>> START Information supplied
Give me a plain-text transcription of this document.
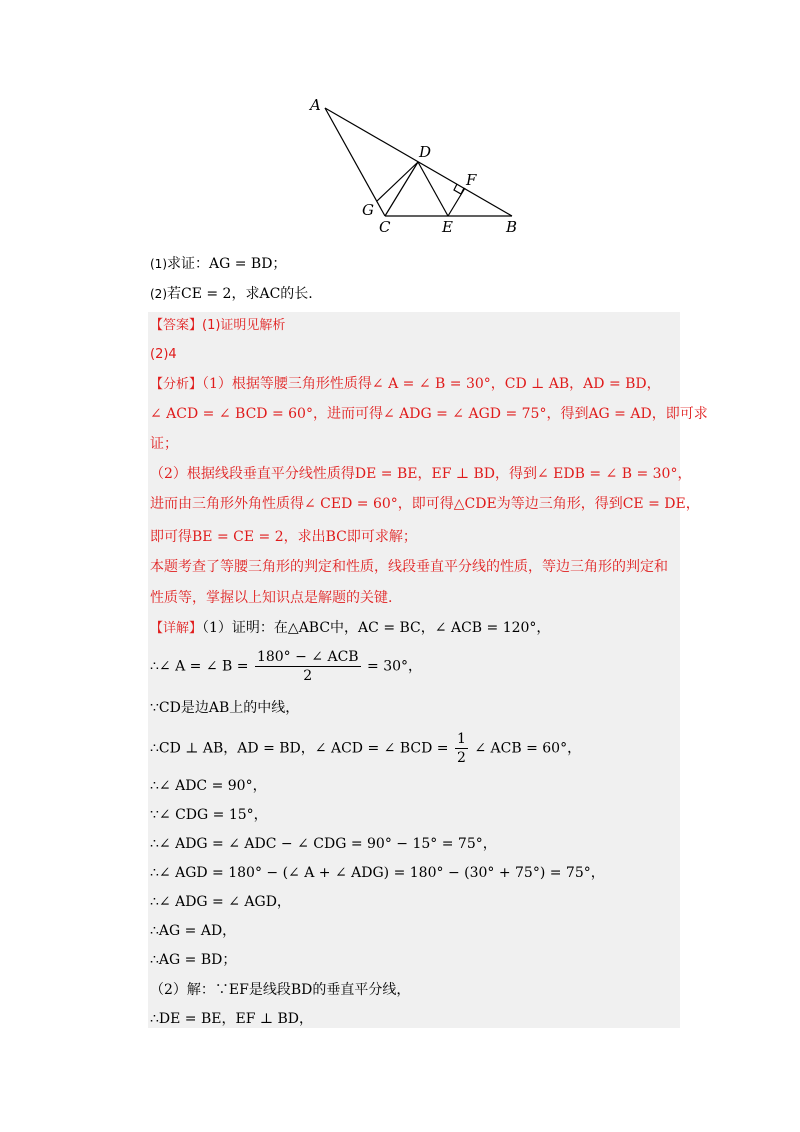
A
D
F
G
C	E	B
(1)求证：AG = BD；
(2)若CE = 2，求AC的长.
【答案】(1)证明见解析
(2)4
【分析】（1）根据等腰三角形性质得∠ A = ∠ B = 30°，CD ⊥ AB，AD = BD，
∠ ACD = ∠ BCD = 60°，进而可得∠ ADG = ∠ AGD = 75°，得到AG = AD，即可求
证；
（2）根据线段垂直平分线性质得DE = BE，EF ⊥ BD，得到∠ EDB = ∠ B = 30°，
进而由三角形外角性质得∠ CED = 60°，即可得△CDE为等边三角形，得到CE = DE，
即可得BE = CE = 2，求出BC即可求解；
本题考查了等腰三角形的判定和性质，线段垂直平分线的性质，等边三角形的判定和
性质等，掌握以上知识点是解题的关键.
【详解】（1）证明：在△ABC中，AC = BC，∠ ACB = 120°，
∴∠ A = ∠ $B = \frac{\text{180° − ∠ ACB}}{2} = 30^\circ$，
∵CD是边AB上的中线，
∴CD ⊥ AB，AD = BD，∠ ACD = ∠ BCD = $\frac{1}{2}$ ∠ ACB = 60°，
∴∠ ADC = 90°，
∵∠ CDG = 15°，
∴∠ ADG = ∠ ADC − ∠ CDG = 90° − 15° = 75°，
∴∠ AGD = 180° − (∠ A + ∠ ADG) = 180° − (30° + 75°) = 75°，
∴∠ ADG = ∠ AGD，
∴AG = AD，
∴AG = BD；
（2）解：∵EF是线段BD的垂直平分线，
∴DE = BE，EF ⊥ BD，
>> END Information supplied
Problem description
Quote the records above exactly, leaving out any pictures.

The result
Give me a plain-text transcription of this document.
A
D
F
G
C	E	B
(1)求证：AG = BD；
(2)若CE = 2，求AC的长.
【答案】(1)证明见解析
(2)4
【分析】（1）根据等腰三角形性质得∠ A = ∠ B = 30°，CD ⊥ AB，AD = BD，
∠ ACD = ∠ BCD = 60°，进而可得∠ ADG = ∠ AGD = 75°，得到AG = AD，即可求
证；
（2）根据线段垂直平分线性质得DE = BE，EF ⊥ BD，得到∠ EDB = ∠ B = 30°，
进而由三角形外角性质得∠ CED = 60°，即可得△CDE为等边三角形，得到CE = DE，
即可得BE = CE = 2，求出BC即可求解；
本题考查了等腰三角形的判定和性质，线段垂直平分线的性质，等边三角形的判定和
性质等，掌握以上知识点是解题的关键.
【详解】（1）证明：在△ABC中，AC = BC，∠ ACB = 120°，
∴∠ A = ∠ $B = \frac{\text{180° − ∠ ACB}}{2} = 30^\circ$，
∵CD是边AB上的中线，
∴CD ⊥ AB，AD = BD，∠ ACD = ∠ BCD = $\frac{1}{2}$ ∠ ACB = 60°，
∴∠ ADC = 90°，
∵∠ CDG = 15°，
∴∠ ADG = ∠ ADC − ∠ CDG = 90° − 15° = 75°，
∴∠ AGD = 180° − (∠ A + ∠ ADG) = 180° − (30° + 75°) = 75°，
∴∠ ADG = ∠ AGD，
∴AG = AD，
∴AG = BD；
（2）解：∵EF是线段BD的垂直平分线，
∴DE = BE，EF ⊥ BD，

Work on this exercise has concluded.